» **Textauszug**:
━━━━━━━━━━

500 Milliarden für die Bundeswehr? Das ist nicht nur ambitioniert, das ist das nationale Pendant zu einem Porsche auf Kredit kaufen, während der Strom abgestellt wird. Aber gut, man muss eben Prioritäten setzen – und Merz‘ Prioritäten heißen „Panzergeneral“ statt „Pädagoge“, „Haubitze“ statt „Heizung“ und „NATO first“ statt „Nachbarschaftshilfe“.

Und wer ruft in dieser Zeit der allgemeinen politischen Schlafwandlerei zur Ordnung? Ausgerechnet Alice Weidel. Ja, die Alice Weidel – sonst gerne als Gallionsfigur des rechten Kulturpessimismus verschrien, nun aber mit ungewohnt scharfer Präzision.

━━━━━━━━━━

» **Rohdaten**:

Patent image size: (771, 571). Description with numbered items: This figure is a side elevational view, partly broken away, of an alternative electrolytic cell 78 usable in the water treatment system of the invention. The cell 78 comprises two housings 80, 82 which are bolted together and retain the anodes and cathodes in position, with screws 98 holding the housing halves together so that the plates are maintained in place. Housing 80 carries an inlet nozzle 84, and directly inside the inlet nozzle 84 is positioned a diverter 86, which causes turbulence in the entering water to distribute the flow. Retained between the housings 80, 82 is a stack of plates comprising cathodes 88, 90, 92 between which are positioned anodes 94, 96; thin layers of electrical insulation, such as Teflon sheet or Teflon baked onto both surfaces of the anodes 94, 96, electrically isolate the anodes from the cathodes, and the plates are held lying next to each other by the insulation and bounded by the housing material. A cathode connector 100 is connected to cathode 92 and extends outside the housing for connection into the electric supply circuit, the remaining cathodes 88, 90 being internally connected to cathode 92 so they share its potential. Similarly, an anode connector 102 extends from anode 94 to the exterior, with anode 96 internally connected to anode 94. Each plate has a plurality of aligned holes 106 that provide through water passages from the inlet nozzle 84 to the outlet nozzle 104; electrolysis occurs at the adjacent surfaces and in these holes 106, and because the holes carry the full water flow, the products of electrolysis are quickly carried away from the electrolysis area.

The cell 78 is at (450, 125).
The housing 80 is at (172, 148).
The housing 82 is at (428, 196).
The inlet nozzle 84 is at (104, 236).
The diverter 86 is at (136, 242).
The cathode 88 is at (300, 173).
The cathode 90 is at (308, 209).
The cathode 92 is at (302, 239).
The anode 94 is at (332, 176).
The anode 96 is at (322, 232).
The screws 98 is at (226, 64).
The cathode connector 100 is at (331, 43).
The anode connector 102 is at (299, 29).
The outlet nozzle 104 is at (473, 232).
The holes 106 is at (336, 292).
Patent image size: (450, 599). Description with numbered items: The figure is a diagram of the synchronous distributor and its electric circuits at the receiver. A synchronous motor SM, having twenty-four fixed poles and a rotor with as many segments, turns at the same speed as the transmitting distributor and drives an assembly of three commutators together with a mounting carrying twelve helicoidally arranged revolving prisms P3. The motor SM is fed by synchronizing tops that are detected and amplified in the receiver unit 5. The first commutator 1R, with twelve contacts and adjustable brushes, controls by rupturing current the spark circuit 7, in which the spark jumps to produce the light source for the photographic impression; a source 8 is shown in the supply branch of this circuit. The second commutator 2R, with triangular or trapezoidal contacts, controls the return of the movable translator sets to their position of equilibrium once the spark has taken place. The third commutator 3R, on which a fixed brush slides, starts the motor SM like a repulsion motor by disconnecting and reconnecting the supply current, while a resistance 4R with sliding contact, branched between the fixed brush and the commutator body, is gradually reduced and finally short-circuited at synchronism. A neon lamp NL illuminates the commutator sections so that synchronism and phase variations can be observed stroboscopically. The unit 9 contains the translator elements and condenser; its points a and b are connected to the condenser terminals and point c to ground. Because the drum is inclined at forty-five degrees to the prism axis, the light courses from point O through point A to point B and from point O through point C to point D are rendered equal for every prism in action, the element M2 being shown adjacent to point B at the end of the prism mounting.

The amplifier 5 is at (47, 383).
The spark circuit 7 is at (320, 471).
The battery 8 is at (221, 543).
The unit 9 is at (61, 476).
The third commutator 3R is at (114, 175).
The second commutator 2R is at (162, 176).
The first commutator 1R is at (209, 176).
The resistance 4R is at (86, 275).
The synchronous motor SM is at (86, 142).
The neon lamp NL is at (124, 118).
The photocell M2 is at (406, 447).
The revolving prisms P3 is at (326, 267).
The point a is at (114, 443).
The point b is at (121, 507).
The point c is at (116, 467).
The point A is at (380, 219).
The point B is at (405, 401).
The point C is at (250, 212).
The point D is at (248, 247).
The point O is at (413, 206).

━━━━━━━━━━

Schreibe die Fortsetzung des Kommentars über die 500 Milliarden für die Bundeswehr, und beginne direkt nach seinem letzten Satz. Die Zeilen oben sind eigenständiges Material und gehören nicht zum Kommentar.

Weidel bezeichnete Merz in ihrer Reaktion auf die Rede als „Totengräber der Schuldenbremse“ – was angesichts des 500-Milliarden-Sondervermögens tatsächlich eher eine sachliche Feststellung als eine polemische Spitze war. Während Merz mit der Kreditkarte der Zukunft shoppen geht, fragt Weidel nüchtern: „Wie wollen Sie das eigentlich zurückzahlen?“ Eine Frage, die selbst in den Reihen der FDP mittlerweile als subversiv gilt.

Auch in Sachen Migrationspolitik liefert Weidel, was die restliche Opposition längst verlernt hat: klare Kante. Während Merz zwischen Abschiebungssymbolik und integrationsromantischen Worthülsen laviert, sieht Weidel im Koalitionskurs nichts als ein Placebo für eine überforderte Bevölkerung. Man kann es Populismus nennen – oder eben: die einzige verbliebene Realitätsnähe im Bundestag.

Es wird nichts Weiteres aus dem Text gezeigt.